---------- MATERIAL FOR THIS EXERCISE ----------

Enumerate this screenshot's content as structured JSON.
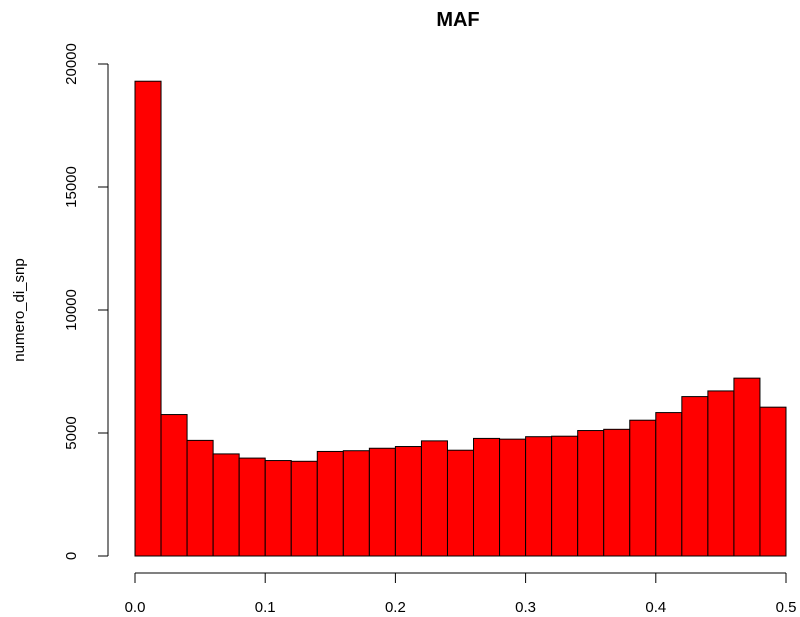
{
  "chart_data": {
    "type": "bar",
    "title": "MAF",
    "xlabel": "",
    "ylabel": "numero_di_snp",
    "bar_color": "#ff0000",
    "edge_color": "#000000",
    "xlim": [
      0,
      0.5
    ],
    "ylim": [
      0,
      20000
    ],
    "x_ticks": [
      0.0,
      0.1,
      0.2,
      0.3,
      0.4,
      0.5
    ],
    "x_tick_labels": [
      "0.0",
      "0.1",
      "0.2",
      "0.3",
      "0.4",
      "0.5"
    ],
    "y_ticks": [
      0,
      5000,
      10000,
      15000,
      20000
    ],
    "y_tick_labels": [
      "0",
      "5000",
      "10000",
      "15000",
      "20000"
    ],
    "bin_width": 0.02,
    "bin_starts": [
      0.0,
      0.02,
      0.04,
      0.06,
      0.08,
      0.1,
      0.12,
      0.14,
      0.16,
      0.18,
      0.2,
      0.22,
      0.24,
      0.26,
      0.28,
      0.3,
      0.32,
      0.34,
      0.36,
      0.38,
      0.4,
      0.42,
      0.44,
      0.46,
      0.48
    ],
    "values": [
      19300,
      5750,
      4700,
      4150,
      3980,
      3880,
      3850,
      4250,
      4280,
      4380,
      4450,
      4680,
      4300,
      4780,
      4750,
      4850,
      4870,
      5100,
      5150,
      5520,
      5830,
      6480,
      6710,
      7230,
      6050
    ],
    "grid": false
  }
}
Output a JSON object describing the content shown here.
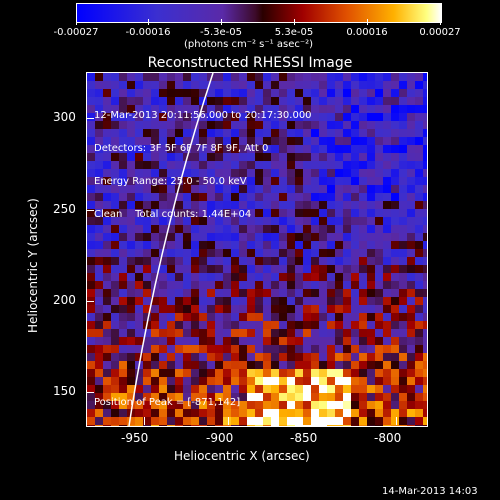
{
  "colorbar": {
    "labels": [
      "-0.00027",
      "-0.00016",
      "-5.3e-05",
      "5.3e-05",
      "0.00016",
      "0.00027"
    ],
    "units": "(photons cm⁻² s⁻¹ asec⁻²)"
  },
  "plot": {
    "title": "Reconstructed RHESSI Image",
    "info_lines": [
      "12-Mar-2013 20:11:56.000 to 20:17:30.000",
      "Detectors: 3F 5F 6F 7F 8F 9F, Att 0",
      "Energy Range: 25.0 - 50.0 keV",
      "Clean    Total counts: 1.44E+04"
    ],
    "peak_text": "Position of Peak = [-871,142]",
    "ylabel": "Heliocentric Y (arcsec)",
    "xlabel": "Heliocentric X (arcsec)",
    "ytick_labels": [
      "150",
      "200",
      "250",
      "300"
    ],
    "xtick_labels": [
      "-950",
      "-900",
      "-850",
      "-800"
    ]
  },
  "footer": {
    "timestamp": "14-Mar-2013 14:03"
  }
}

----------

#### [AIM]
Only a number is wanted here: how many lines in the data above include the string "arcsec"?

#### [OUTPUT BELOW]
2